● **INSTRUCTIONS TO FOLLOW**
Leave out the pictures, then reproduce the rest of the material exactly.

··· SOURCE DATA

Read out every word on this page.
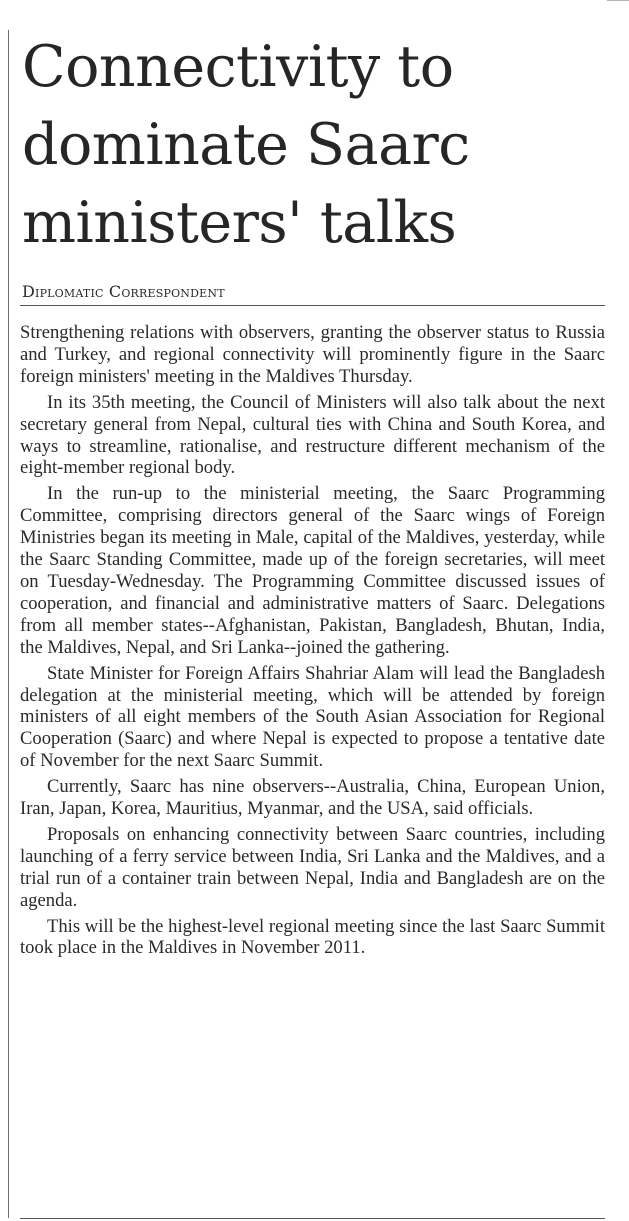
Connectivity to
dominate Saarc
ministers' talks
Diplomatic Correspondent

Strengthening relations with observers, granting the observer status to Russia and Turkey, and regional connectivity will prominently figure in the Saarc foreign ministers' meeting in the Maldives Thursday.

In its 35th meeting, the Council of Ministers will also talk about the next secretary general from Nepal, cultural ties with China and South Korea, and ways to streamline, rationalise, and restructure different mechanism of the eight-member regional body.

In the run-up to the ministerial meeting, the Saarc Programming Committee, comprising directors general of the Saarc wings of Foreign Ministries began its meeting in Male, capital of the Maldives, yesterday, while the Saarc Standing Committee, made up of the foreign secretaries, will meet on Tuesday-Wednesday. The Programming Committee discussed issues of cooperation, and financial and administrative matters of Saarc. Delegations from all member states--Afghanistan, Pakistan, Bangladesh, Bhutan, India, the Maldives, Nepal, and Sri Lanka--joined the gathering.

State Minister for Foreign Affairs Shahriar Alam will lead the Bangladesh delegation at the ministerial meeting, which will be attended by foreign ministers of all eight members of the South Asian Association for Regional Cooperation (Saarc) and where Nepal is expected to propose a tentative date of November for the next Saarc Summit.

Currently, Saarc has nine observers--Australia, China, European Union, Iran, Japan, Korea, Mauritius, Myanmar, and the USA, said officials.

Proposals on enhancing connectivity between Saarc countries, including launching of a ferry service between India, Sri Lanka and the Maldives, and a trial run of a container train between Nepal, India and Bangladesh are on the agenda.

This will be the highest-level regional meeting since the last Saarc Summit took place in the Maldives in November 2011.
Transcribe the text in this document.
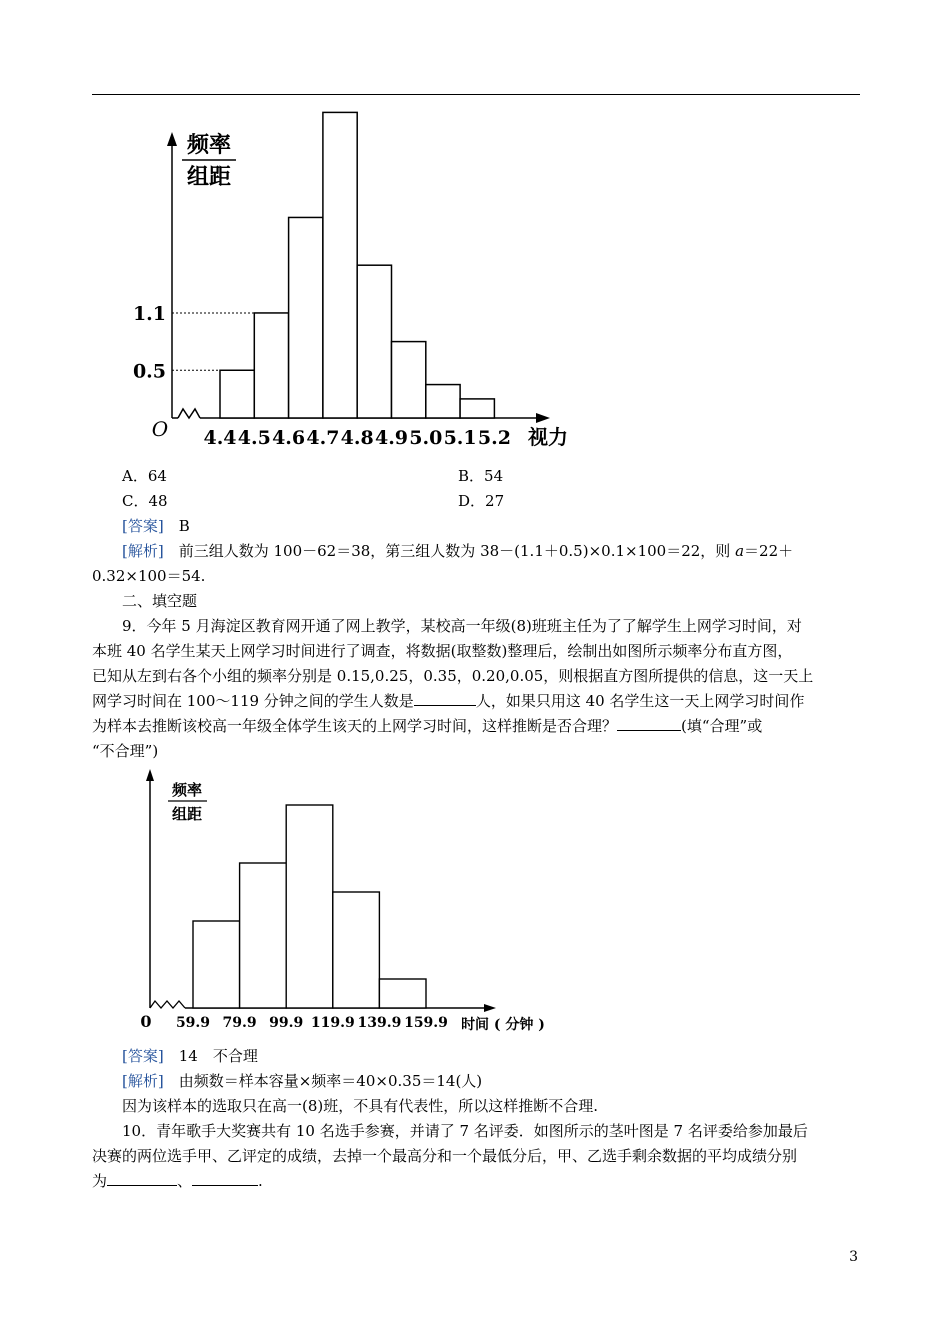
频率
组距
1.1
0.5
O 4.4 4.5 4.6 4.7 4.8 4.9 5.0 5.1 5.2 视力
A．64	B．54
C．48	D．27
[答案]　 B
[解析]　 前三组人数为 100－62＝38，第三组人数为 38－(1.1＋0.5)×0.1×100＝22，则 a＝22＋
0.32×100＝54.
二、填空题
9．今年 5 月海淀区教育网开通了网上教学，某校高一年级(8)班班主任为了了解学生上网学习时间，对
本班 40 名学生某天上网学习时间进行了调查，将数据(取整数)整理后，绘制出如图所示频率分布直方图，
已知从左到右各个小组的频率分别是 0.15,0.25，0.35，0.20,0.05，则根据直方图所提供的信息，这一天上
网学习时间在 100～119 分钟之间的学生人数是	人，如果只用这 40 名学生这一天上网学习时间作
为样本去推断该校高一年级全体学生该天的上网学习时间，这样推断是否合理？	(填“合理”或
“不合理”)
频率
组距
0 59.9 79.9 99.9 119.9 139.9 159.9 时间 ( 分钟 )
[答案]　 14　不合理
[解析]　 由频数＝样本容量×频率＝40×0.35＝14(人)
因为该样本的选取只在高一(8)班，不具有代表性，所以这样推断不合理.
10．青年歌手大奖赛共有 10 名选手参赛，并请了 7 名评委．如图所示的茎叶图是 7 名评委给参加最后
决赛的两位选手甲、乙评定的成绩，去掉一个最高分和一个最低分后，甲、乙选手剩余数据的平均成绩分别
为	、	.
3
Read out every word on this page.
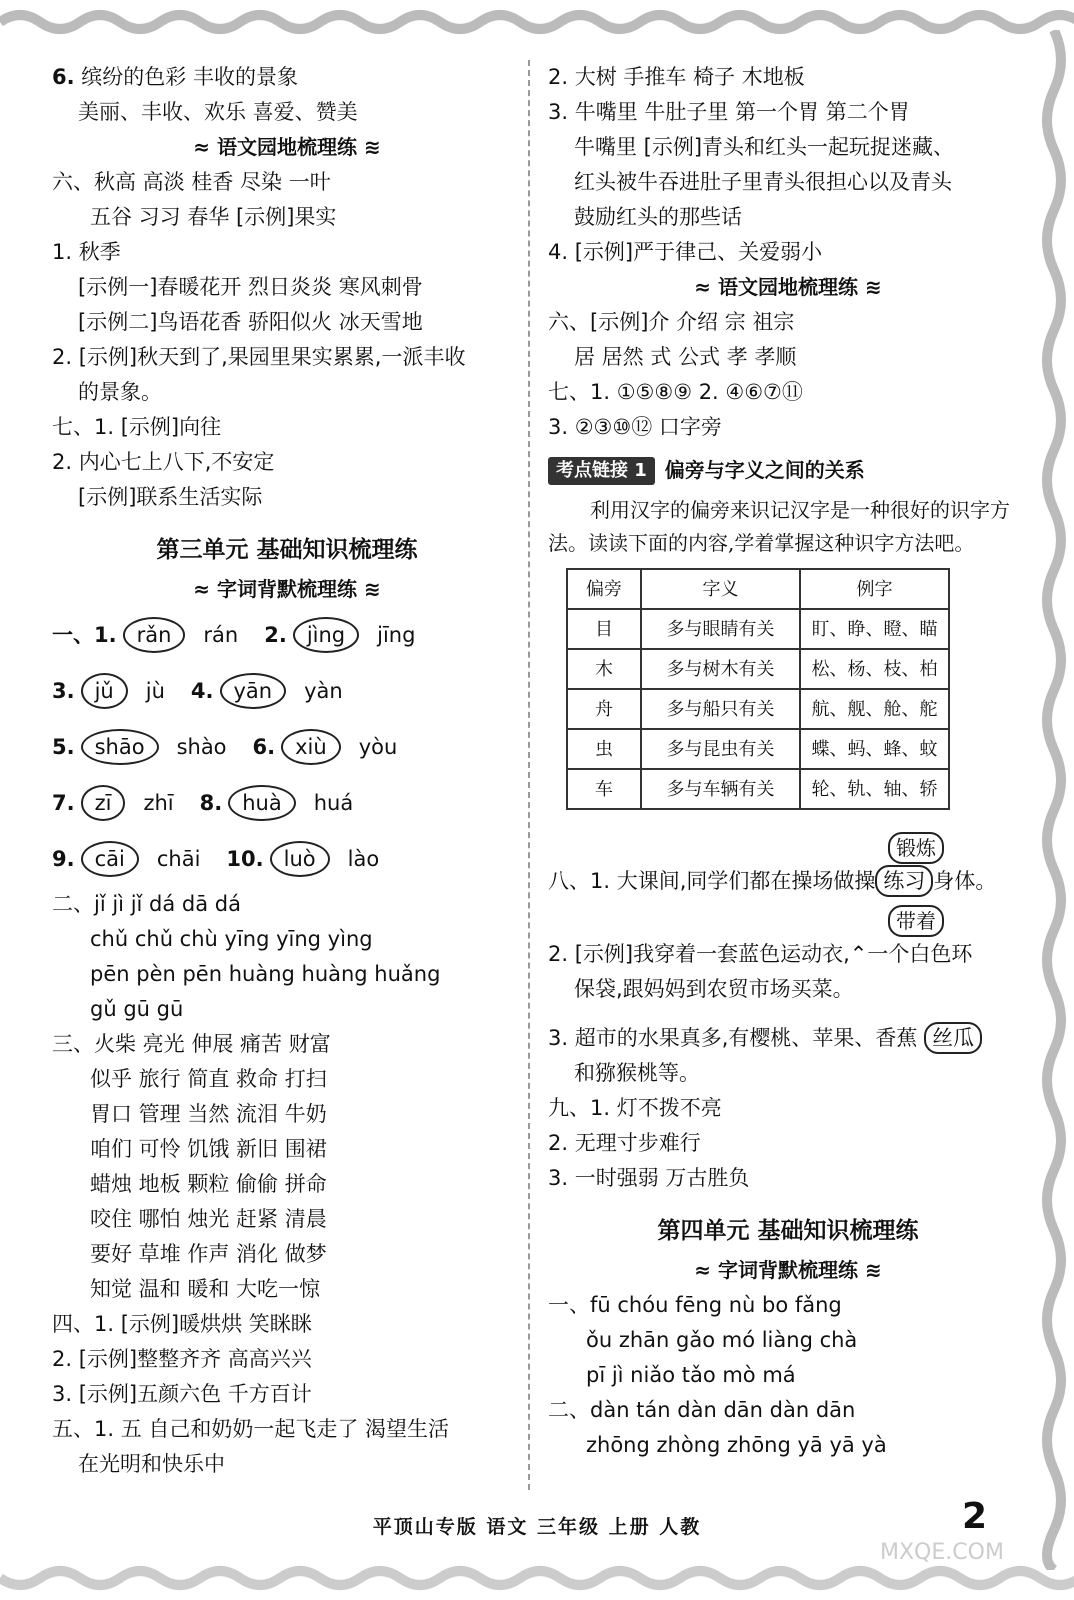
6. 缤纷的色彩 丰收的景象
美丽、丰收、欢乐 喜爱、赞美
≈ 语文园地梳理练 ≋
六、秋高 高淡 桂香 尽染 一叶
五谷 习习 春华 [示例]果实
1. 秋季
[示例一]春暖花开 烈日炎炎 寒风刺骨
[示例二]鸟语花香 骄阳似火 冰天雪地
2. [示例]秋天到了,果园里果实累累,一派丰收
的景象。
七、1. [示例]向往
2. 内心七上八下,不安定
[示例]联系生活实际
第三单元 基础知识梳理练
≈ 字词背默梳理练 ≋
一、1. rǎn rán 2. jìng jīng
3. jǔ jù 4. yān yàn
5. shāo shào 6. xiù yòu
7. zī zhī 8. huà huá
9. cāi chāi 10. luò lào
二、jǐ jì jǐ dá dā dá
chǔ chǔ chù yīng yīng yìng
pēn pèn pēn huàng huàng huǎng
gǔ gū gū
三、火柴 亮光 伸展 痛苦 财富
似乎 旅行 简直 救命 打扫
胃口 管理 当然 流泪 牛奶
咱们 可怜 饥饿 新旧 围裙
蜡烛 地板 颗粒 偷偷 拼命
咬住 哪怕 烛光 赶紧 清晨
要好 草堆 作声 消化 做梦
知觉 温和 暖和 大吃一惊
四、1. [示例]暖烘烘 笑眯眯
2. [示例]整整齐齐 高高兴兴
3. [示例]五颜六色 千方百计
五、1. 五 自己和奶奶一起飞走了 渴望生活
在光明和快乐中
2. 大树 手推车 椅子 木地板
3. 牛嘴里 牛肚子里 第一个胃 第二个胃
牛嘴里 [示例]青头和红头一起玩捉迷藏、
红头被牛吞进肚子里青头很担心以及青头
鼓励红头的那些话
4. [示例]严于律己、关爱弱小
≈ 语文园地梳理练 ≋
六、[示例]介 介绍 宗 祖宗
居 居然 式 公式 孝 孝顺
七、1. ①⑤⑧⑨ 2. ④⑥⑦⑪
3. ②③⑩⑫ 口字旁
考点链接 1 偏旁与字义之间的关系
利用汉字的偏旁来识记汉字是一种很好的识字方法。读读下面的内容,学着掌握这种识字方法吧。
偏旁	字义	例字
目	多与眼睛有关	盯、睁、瞪、瞄
木	多与树木有关	松、杨、枝、柏
舟	多与船只有关	航、舰、舱、舵
虫	多与昆虫有关	蝶、蚂、蜂、蚊
车	多与车辆有关	轮、轨、轴、轿
锻炼
八、1. 大课间,同学们都在操场做操 练习 身体。
带着
2. [示例]我穿着一套蓝色运动衣,⌃一个白色环
保袋,跟妈妈到农贸市场买菜。
3. 超市的水果真多,有樱桃、苹果、香蕉 丝瓜
和猕猴桃等。
九、1. 灯不拨不亮
2. 无理寸步难行
3. 一时强弱 万古胜负
第四单元 基础知识梳理练
≈ 字词背默梳理练 ≋
一、fū chóu fēng nù bo fǎng
ǒu zhān gǎo mó liàng chà
pī jì niǎo tǎo mò má
二、dàn tán dàn dān dàn dān
zhōng zhòng zhōng yā yā yà
平顶山专版 语文 三年级 上册 人教	2
MXQE.COM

······

● **ANSWER FOR THE TASK**
Read out every word on this page.
Connectivity to
dominate Saarc
ministers' talks
Diplomatic Correspondent

Strengthening relations with observers, granting the observer status to Russia and Turkey, and regional connectivity will prominently figure in the Saarc foreign ministers' meeting in the Maldives Thursday.

In its 35th meeting, the Council of Ministers will also talk about the next secretary general from Nepal, cultural ties with China and South Korea, and ways to streamline, rationalise, and restructure different mechanism of the eight-member regional body.

In the run-up to the ministerial meeting, the Saarc Programming Committee, comprising directors general of the Saarc wings of Foreign Ministries began its meeting in Male, capital of the Maldives, yesterday, while the Saarc Standing Committee, made up of the foreign secretaries, will meet on Tuesday-Wednesday. The Programming Committee discussed issues of cooperation, and financial and administrative matters of Saarc. Delegations from all member states--Afghanistan, Pakistan, Bangladesh, Bhutan, India, the Maldives, Nepal, and Sri Lanka--joined the gathering.

State Minister for Foreign Affairs Shahriar Alam will lead the Bangladesh delegation at the ministerial meeting, which will be attended by foreign ministers of all eight members of the South Asian Association for Regional Cooperation (Saarc) and where Nepal is expected to propose a tentative date of November for the next Saarc Summit.

Currently, Saarc has nine observers--Australia, China, European Union, Iran, Japan, Korea, Mauritius, Myanmar, and the USA, said officials.

Proposals on enhancing connectivity between Saarc countries, including launching of a ferry service between India, Sri Lanka and the Maldives, and a trial run of a container train between Nepal, India and Bangladesh are on the agenda.

This will be the highest-level regional meeting since the last Saarc Summit took place in the Maldives in November 2011.
Transcribe the text in this document.
频率
组距
1.1
0.5
O 4.4 4.5 4.6 4.7 4.8 4.9 5.0 5.1 5.2 视力
A．64	B．54
C．48	D．27
[答案]　 B
[解析]　 前三组人数为 100－62＝38，第三组人数为 38－(1.1＋0.5)×0.1×100＝22，则 a＝22＋
0.32×100＝54.
二、填空题
9．今年 5 月海淀区教育网开通了网上教学，某校高一年级(8)班班主任为了了解学生上网学习时间，对
本班 40 名学生某天上网学习时间进行了调查，将数据(取整数)整理后，绘制出如图所示频率分布直方图，
已知从左到右各个小组的频率分别是 0.15,0.25，0.35，0.20,0.05，则根据直方图所提供的信息，这一天上
网学习时间在 100～119 分钟之间的学生人数是	人，如果只用这 40 名学生这一天上网学习时间作
为样本去推断该校高一年级全体学生该天的上网学习时间，这样推断是否合理？	(填“合理”或
“不合理”)
频率
组距
0 59.9 79.9 99.9 119.9 139.9 159.9 时间 ( 分钟 )
[答案]　 14　不合理
[解析]　 由频数＝样本容量×频率＝40×0.35＝14(人)
因为该样本的选取只在高一(8)班，不具有代表性，所以这样推断不合理.
10．青年歌手大奖赛共有 10 名选手参赛，并请了 7 名评委．如图所示的茎叶图是 7 名评委给参加最后
决赛的两位选手甲、乙评定的成绩，去掉一个最高分和一个最低分后，甲、乙选手剩余数据的平均成绩分别
为	、	.
3
Read out every word on this page.
6. 缤纷的色彩 丰收的景象
美丽、丰收、欢乐 喜爱、赞美
≈ 语文园地梳理练 ≋
六、秋高 高淡 桂香 尽染 一叶
五谷 习习 春华 [示例]果实
1. 秋季
[示例一]春暖花开 烈日炎炎 寒风刺骨
[示例二]鸟语花香 骄阳似火 冰天雪地
2. [示例]秋天到了,果园里果实累累,一派丰收
的景象。
七、1. [示例]向往
2. 内心七上八下,不安定
[示例]联系生活实际
第三单元 基础知识梳理练
≈ 字词背默梳理练 ≋
一、1. rǎn rán 2. jìng jīng
3. jǔ jù 4. yān yàn
5. shāo shào 6. xiù yòu
7. zī zhī 8. huà huá
9. cāi chāi 10. luò lào
二、jǐ jì jǐ dá dā dá
chǔ chǔ chù yīng yīng yìng
pēn pèn pēn huàng huàng huǎng
gǔ gū gū
三、火柴 亮光 伸展 痛苦 财富
似乎 旅行 简直 救命 打扫
胃口 管理 当然 流泪 牛奶
咱们 可怜 饥饿 新旧 围裙
蜡烛 地板 颗粒 偷偷 拼命
咬住 哪怕 烛光 赶紧 清晨
要好 草堆 作声 消化 做梦
知觉 温和 暖和 大吃一惊
四、1. [示例]暖烘烘 笑眯眯
2. [示例]整整齐齐 高高兴兴
3. [示例]五颜六色 千方百计
五、1. 五 自己和奶奶一起飞走了 渴望生活
在光明和快乐中
2. 大树 手推车 椅子 木地板
3. 牛嘴里 牛肚子里 第一个胃 第二个胃
牛嘴里 [示例]青头和红头一起玩捉迷藏、
红头被牛吞进肚子里青头很担心以及青头
鼓励红头的那些话
4. [示例]严于律己、关爱弱小
≈ 语文园地梳理练 ≋
六、[示例]介 介绍 宗 祖宗
居 居然 式 公式 孝 孝顺
七、1. ①⑤⑧⑨ 2. ④⑥⑦⑪
3. ②③⑩⑫ 口字旁
考点链接 1 偏旁与字义之间的关系
利用汉字的偏旁来识记汉字是一种很好的识字方法。读读下面的内容,学着掌握这种识字方法吧。
偏旁	字义	例字
目	多与眼睛有关	盯、睁、瞪、瞄
木	多与树木有关	松、杨、枝、柏
舟	多与船只有关	航、舰、舱、舵
虫	多与昆虫有关	蝶、蚂、蜂、蚊
车	多与车辆有关	轮、轨、轴、轿
锻炼
八、1. 大课间,同学们都在操场做操 练习 身体。
带着
2. [示例]我穿着一套蓝色运动衣,⌃一个白色环
保袋,跟妈妈到农贸市场买菜。
3. 超市的水果真多,有樱桃、苹果、香蕉 丝瓜
和猕猴桃等。
九、1. 灯不拨不亮
2. 无理寸步难行
3. 一时强弱 万古胜负
第四单元 基础知识梳理练
≈ 字词背默梳理练 ≋
一、fū chóu fēng nù bo fǎng
ǒu zhān gǎo mó liàng chà
pī jì niǎo tǎo mò má
二、dàn tán dàn dān dàn dān
zhōng zhòng zhōng yā yā yà
平顶山专版 语文 三年级 上册 人教	2
MXQE.COM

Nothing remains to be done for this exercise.